What needs to be done |
Pick every line from the data that holds the word "content".

Dataset excerpt |
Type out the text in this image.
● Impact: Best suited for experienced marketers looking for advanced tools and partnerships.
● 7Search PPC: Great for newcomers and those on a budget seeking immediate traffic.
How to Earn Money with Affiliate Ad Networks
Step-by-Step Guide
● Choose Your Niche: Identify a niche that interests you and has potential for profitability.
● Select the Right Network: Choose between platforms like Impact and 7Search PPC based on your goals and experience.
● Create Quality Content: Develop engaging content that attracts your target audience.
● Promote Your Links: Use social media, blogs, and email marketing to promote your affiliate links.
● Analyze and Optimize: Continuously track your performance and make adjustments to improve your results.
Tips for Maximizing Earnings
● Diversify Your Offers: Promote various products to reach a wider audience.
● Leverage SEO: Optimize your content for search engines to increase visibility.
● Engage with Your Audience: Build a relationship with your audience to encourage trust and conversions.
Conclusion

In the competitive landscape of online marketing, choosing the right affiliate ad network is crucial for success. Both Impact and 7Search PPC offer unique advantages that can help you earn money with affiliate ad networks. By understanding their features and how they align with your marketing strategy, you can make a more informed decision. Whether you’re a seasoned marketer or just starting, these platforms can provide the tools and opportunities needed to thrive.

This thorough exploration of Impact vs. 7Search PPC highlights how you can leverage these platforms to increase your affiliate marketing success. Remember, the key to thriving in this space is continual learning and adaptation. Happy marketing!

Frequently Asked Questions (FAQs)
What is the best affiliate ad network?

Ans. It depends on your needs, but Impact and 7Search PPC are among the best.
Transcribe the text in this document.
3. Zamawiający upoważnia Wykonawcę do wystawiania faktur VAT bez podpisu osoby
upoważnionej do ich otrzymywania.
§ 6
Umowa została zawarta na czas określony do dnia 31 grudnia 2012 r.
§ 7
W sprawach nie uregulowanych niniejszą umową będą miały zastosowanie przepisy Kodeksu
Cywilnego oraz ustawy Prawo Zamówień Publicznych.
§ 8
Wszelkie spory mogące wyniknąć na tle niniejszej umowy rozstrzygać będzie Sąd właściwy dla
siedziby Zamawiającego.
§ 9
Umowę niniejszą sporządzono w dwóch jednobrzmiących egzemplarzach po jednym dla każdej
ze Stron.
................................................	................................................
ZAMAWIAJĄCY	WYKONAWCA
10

Solved problem |
● Create Quality Content: Develop engaging content that attracts your target audience.
● Leverage SEO: Optimize your content for search engines to increase visibility.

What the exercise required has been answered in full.